● Records from a data collection:

┌────────

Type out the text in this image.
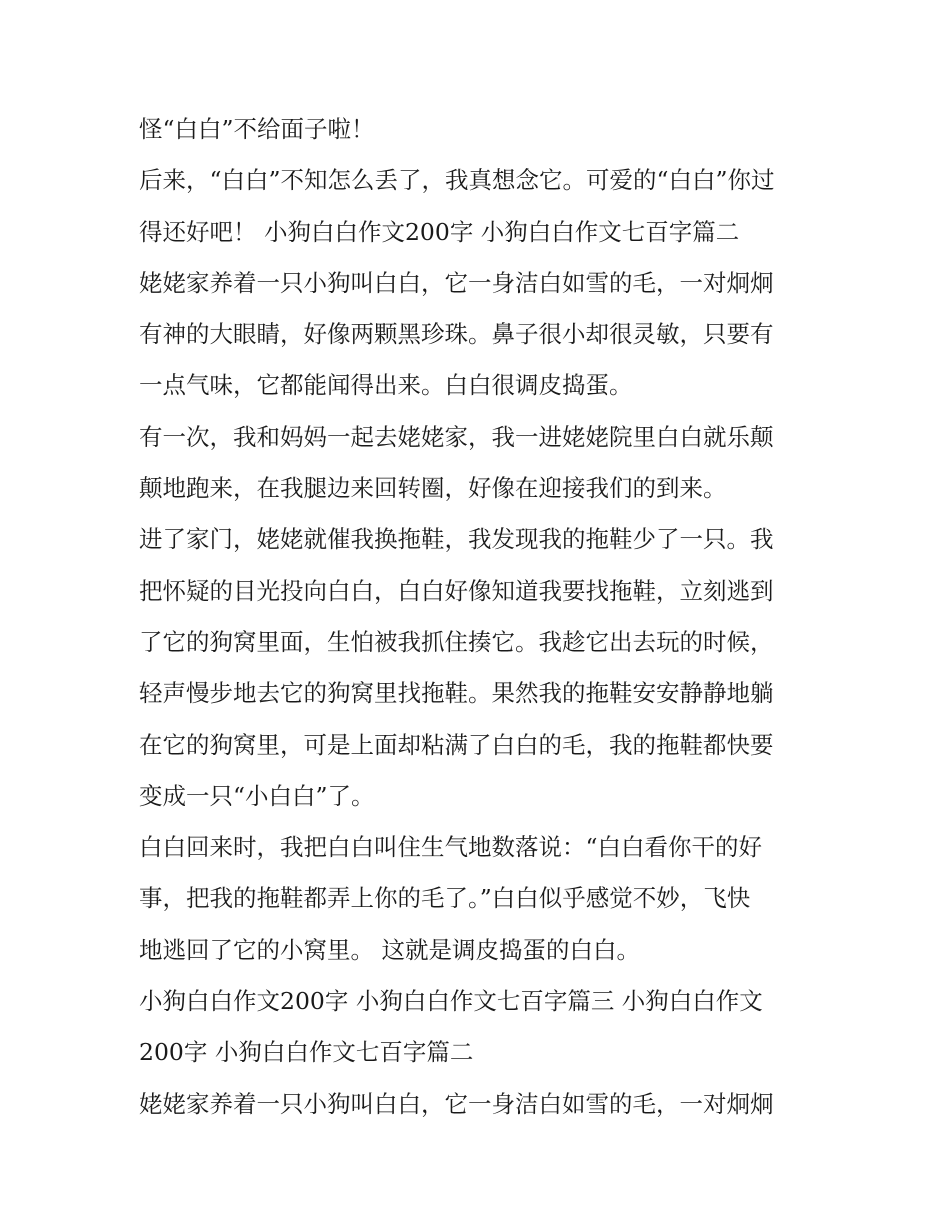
怪“白白”不给面子啦！
后来，“白白”不知怎么丢了，我真想念它。可爱的“白白”你过
得还好吧！ 小狗白白作文200字 小狗白白作文七百字篇二
姥姥家养着一只小狗叫白白，它一身洁白如雪的毛，一对炯炯
有神的大眼睛，好像两颗黑珍珠。鼻子很小却很灵敏，只要有
一点气味，它都能闻得出来。白白很调皮捣蛋。
有一次，我和妈妈一起去姥姥家，我一进姥姥院里白白就乐颠
颠地跑来，在我腿边来回转圈，好像在迎接我们的到来。
进了家门，姥姥就催我换拖鞋，我发现我的拖鞋少了一只。我
把怀疑的目光投向白白，白白好像知道我要找拖鞋，立刻逃到
了它的狗窝里面，生怕被我抓住揍它。我趁它出去玩的时候，
轻声慢步地去它的狗窝里找拖鞋。果然我的拖鞋安安静静地躺
在它的狗窝里，可是上面却粘满了白白的毛，我的拖鞋都快要
变成一只“小白白”了。
白白回来时，我把白白叫住生气地数落说：“白白看你干的好
事，把我的拖鞋都弄上你的毛了。”白白似乎感觉不妙，飞快
地逃回了它的小窝里。 这就是调皮捣蛋的白白。
小狗白白作文200字 小狗白白作文七百字篇三 小狗白白作文
200字 小狗白白作文七百字篇二
姥姥家养着一只小狗叫白白，它一身洁白如雪的毛，一对炯炯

└────────

Transcribe the listing in full. Omit the pictures and keep every line exact.

Type out the text in this image.
怪“白白”不给面子啦！
后来，“白白”不知怎么丢了，我真想念它。可爱的“白白”你过
得还好吧！ 小狗白白作文200字 小狗白白作文七百字篇二
姥姥家养着一只小狗叫白白，它一身洁白如雪的毛，一对炯炯
有神的大眼睛，好像两颗黑珍珠。鼻子很小却很灵敏，只要有
一点气味，它都能闻得出来。白白很调皮捣蛋。
有一次，我和妈妈一起去姥姥家，我一进姥姥院里白白就乐颠
颠地跑来，在我腿边来回转圈，好像在迎接我们的到来。
进了家门，姥姥就催我换拖鞋，我发现我的拖鞋少了一只。我
把怀疑的目光投向白白，白白好像知道我要找拖鞋，立刻逃到
了它的狗窝里面，生怕被我抓住揍它。我趁它出去玩的时候，
轻声慢步地去它的狗窝里找拖鞋。果然我的拖鞋安安静静地躺
在它的狗窝里，可是上面却粘满了白白的毛，我的拖鞋都快要
变成一只“小白白”了。
白白回来时，我把白白叫住生气地数落说：“白白看你干的好
事，把我的拖鞋都弄上你的毛了。”白白似乎感觉不妙，飞快
地逃回了它的小窝里。 这就是调皮捣蛋的白白。
小狗白白作文200字 小狗白白作文七百字篇三 小狗白白作文
200字 小狗白白作文七百字篇二
姥姥家养着一只小狗叫白白，它一身洁白如雪的毛，一对炯炯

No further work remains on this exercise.